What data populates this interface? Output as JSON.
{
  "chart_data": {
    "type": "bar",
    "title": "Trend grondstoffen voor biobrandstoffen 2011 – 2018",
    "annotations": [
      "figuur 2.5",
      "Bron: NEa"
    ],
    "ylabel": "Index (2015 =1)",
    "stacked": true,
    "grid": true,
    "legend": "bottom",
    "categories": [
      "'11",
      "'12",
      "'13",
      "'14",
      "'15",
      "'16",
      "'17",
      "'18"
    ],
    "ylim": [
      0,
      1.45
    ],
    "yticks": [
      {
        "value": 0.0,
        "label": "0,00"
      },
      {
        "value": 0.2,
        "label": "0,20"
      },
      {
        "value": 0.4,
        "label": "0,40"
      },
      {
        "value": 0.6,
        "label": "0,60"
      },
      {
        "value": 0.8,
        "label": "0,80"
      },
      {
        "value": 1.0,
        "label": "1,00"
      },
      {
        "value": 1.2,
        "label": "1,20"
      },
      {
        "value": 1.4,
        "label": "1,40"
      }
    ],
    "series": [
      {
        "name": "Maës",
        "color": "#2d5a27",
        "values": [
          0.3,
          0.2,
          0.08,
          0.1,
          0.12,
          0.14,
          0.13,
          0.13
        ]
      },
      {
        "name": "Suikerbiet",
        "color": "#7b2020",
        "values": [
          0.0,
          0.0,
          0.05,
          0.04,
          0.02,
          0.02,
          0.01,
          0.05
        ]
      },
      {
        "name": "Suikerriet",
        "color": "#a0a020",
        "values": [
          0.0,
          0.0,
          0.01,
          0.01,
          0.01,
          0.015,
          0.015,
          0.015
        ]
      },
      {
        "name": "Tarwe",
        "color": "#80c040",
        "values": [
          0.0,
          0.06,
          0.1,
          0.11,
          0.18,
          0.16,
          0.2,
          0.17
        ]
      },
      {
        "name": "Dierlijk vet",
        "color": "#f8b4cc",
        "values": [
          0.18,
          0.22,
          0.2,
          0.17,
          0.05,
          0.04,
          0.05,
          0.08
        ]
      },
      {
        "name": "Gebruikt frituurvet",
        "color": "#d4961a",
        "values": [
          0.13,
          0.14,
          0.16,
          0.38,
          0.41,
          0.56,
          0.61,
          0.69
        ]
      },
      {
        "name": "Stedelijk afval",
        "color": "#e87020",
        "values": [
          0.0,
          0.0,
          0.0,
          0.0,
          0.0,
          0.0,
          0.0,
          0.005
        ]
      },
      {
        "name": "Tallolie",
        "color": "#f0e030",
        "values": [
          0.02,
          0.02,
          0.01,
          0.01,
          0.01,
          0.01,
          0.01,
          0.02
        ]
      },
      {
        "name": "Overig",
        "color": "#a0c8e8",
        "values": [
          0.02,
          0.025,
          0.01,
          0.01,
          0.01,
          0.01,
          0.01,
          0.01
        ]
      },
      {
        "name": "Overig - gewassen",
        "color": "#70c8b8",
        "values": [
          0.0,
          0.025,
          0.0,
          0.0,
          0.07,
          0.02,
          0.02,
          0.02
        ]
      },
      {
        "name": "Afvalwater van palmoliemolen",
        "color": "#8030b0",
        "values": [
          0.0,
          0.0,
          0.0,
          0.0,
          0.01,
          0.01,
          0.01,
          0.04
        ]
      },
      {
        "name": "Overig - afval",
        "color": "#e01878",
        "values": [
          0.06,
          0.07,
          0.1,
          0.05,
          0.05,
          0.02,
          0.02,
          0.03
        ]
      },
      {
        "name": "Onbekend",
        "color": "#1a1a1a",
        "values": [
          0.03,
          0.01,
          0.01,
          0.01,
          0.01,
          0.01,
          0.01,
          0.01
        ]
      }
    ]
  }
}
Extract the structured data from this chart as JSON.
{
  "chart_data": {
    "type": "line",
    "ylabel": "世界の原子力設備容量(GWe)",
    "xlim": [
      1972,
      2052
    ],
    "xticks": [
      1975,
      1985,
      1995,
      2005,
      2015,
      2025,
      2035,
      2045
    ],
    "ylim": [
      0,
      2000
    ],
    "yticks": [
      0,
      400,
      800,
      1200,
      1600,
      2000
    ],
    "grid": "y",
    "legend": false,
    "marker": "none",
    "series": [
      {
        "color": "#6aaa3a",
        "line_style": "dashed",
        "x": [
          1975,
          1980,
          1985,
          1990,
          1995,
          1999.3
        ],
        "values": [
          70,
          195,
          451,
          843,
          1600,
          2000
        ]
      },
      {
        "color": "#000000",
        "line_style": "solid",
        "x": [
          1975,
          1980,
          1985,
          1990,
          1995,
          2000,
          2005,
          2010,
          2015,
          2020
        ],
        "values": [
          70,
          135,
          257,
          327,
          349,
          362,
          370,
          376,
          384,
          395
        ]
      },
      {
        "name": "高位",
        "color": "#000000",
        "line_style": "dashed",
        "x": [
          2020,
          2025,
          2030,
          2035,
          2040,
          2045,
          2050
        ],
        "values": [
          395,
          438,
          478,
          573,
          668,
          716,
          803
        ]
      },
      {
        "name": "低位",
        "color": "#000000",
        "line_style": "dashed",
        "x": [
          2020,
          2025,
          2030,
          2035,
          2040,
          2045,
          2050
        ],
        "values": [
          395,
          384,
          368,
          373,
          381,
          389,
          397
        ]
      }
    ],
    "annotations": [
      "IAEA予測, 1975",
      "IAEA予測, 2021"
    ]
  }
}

▸ INSTRUCTION
Your task is to repeat every entry exactly.

▸ FINISHED TASK
What data populates this interface? Output as JSON.
{
  "chart_data": {
    "type": "bar",
    "title": "Trend grondstoffen voor biobrandstoffen 2011 – 2018",
    "annotations": [
      "figuur 2.5",
      "Bron: NEa"
    ],
    "ylabel": "Index (2015 =1)",
    "stacked": true,
    "grid": true,
    "legend": "bottom",
    "categories": [
      "'11",
      "'12",
      "'13",
      "'14",
      "'15",
      "'16",
      "'17",
      "'18"
    ],
    "ylim": [
      0,
      1.45
    ],
    "yticks": [
      {
        "value": 0.0,
        "label": "0,00"
      },
      {
        "value": 0.2,
        "label": "0,20"
      },
      {
        "value": 0.4,
        "label": "0,40"
      },
      {
        "value": 0.6,
        "label": "0,60"
      },
      {
        "value": 0.8,
        "label": "0,80"
      },
      {
        "value": 1.0,
        "label": "1,00"
      },
      {
        "value": 1.2,
        "label": "1,20"
      },
      {
        "value": 1.4,
        "label": "1,40"
      }
    ],
    "series": [
      {
        "name": "Maës",
        "color": "#2d5a27",
        "values": [
          0.3,
          0.2,
          0.08,
          0.1,
          0.12,
          0.14,
          0.13,
          0.13
        ]
      },
      {
        "name": "Suikerbiet",
        "color": "#7b2020",
        "values": [
          0.0,
          0.0,
          0.05,
          0.04,
          0.02,
          0.02,
          0.01,
          0.05
        ]
      },
      {
        "name": "Suikerriet",
        "color": "#a0a020",
        "values": [
          0.0,
          0.0,
          0.01,
          0.01,
          0.01,
          0.015,
          0.015,
          0.015
        ]
      },
      {
        "name": "Tarwe",
        "color": "#80c040",
        "values": [
          0.0,
          0.06,
          0.1,
          0.11,
          0.18,
          0.16,
          0.2,
          0.17
        ]
      },
      {
        "name": "Dierlijk vet",
        "color": "#f8b4cc",
        "values": [
          0.18,
          0.22,
          0.2,
          0.17,
          0.05,
          0.04,
          0.05,
          0.08
        ]
      },
      {
        "name": "Gebruikt frituurvet",
        "color": "#d4961a",
        "values": [
          0.13,
          0.14,
          0.16,
          0.38,
          0.41,
          0.56,
          0.61,
          0.69
        ]
      },
      {
        "name": "Stedelijk afval",
        "color": "#e87020",
        "values": [
          0.0,
          0.0,
          0.0,
          0.0,
          0.0,
          0.0,
          0.0,
          0.005
        ]
      },
      {
        "name": "Tallolie",
        "color": "#f0e030",
        "values": [
          0.02,
          0.02,
          0.01,
          0.01,
          0.01,
          0.01,
          0.01,
          0.02
        ]
      },
      {
        "name": "Overig",
        "color": "#a0c8e8",
        "values": [
          0.02,
          0.025,
          0.01,
          0.01,
          0.01,
          0.01,
          0.01,
          0.01
        ]
      },
      {
        "name": "Overig - gewassen",
        "color": "#70c8b8",
        "values": [
          0.0,
          0.025,
          0.0,
          0.0,
          0.07,
          0.02,
          0.02,
          0.02
        ]
      },
      {
        "name": "Afvalwater van palmoliemolen",
        "color": "#8030b0",
        "values": [
          0.0,
          0.0,
          0.0,
          0.0,
          0.01,
          0.01,
          0.01,
          0.04
        ]
      },
      {
        "name": "Overig - afval",
        "color": "#e01878",
        "values": [
          0.06,
          0.07,
          0.1,
          0.05,
          0.05,
          0.02,
          0.02,
          0.03
        ]
      },
      {
        "name": "Onbekend",
        "color": "#1a1a1a",
        "values": [
          0.03,
          0.01,
          0.01,
          0.01,
          0.01,
          0.01,
          0.01,
          0.01
        ]
      }
    ]
  }
}
Extract the structured data from this chart as JSON.
{
  "chart_data": {
    "type": "line",
    "ylabel": "世界の原子力設備容量(GWe)",
    "xlim": [
      1972,
      2052
    ],
    "xticks": [
      1975,
      1985,
      1995,
      2005,
      2015,
      2025,
      2035,
      2045
    ],
    "ylim": [
      0,
      2000
    ],
    "yticks": [
      0,
      400,
      800,
      1200,
      1600,
      2000
    ],
    "grid": "y",
    "legend": false,
    "marker": "none",
    "series": [
      {
        "color": "#6aaa3a",
        "line_style": "dashed",
        "x": [
          1975,
          1980,
          1985,
          1990,
          1995,
          1999.3
        ],
        "values": [
          70,
          195,
          451,
          843,
          1600,
          2000
        ]
      },
      {
        "color": "#000000",
        "line_style": "solid",
        "x": [
          1975,
          1980,
          1985,
          1990,
          1995,
          2000,
          2005,
          2010,
          2015,
          2020
        ],
        "values": [
          70,
          135,
          257,
          327,
          349,
          362,
          370,
          376,
          384,
          395
        ]
      },
      {
        "name": "高位",
        "color": "#000000",
        "line_style": "dashed",
        "x": [
          2020,
          2025,
          2030,
          2035,
          2040,
          2045,
          2050
        ],
        "values": [
          395,
          438,
          478,
          573,
          668,
          716,
          803
        ]
      },
      {
        "name": "低位",
        "color": "#000000",
        "line_style": "dashed",
        "x": [
          2020,
          2025,
          2030,
          2035,
          2040,
          2045,
          2050
        ],
        "values": [
          395,
          384,
          368,
          373,
          381,
          389,
          397
        ]
      }
    ],
    "annotations": [
      "IAEA予測, 1975",
      "IAEA予測, 2021"
    ]
  }
}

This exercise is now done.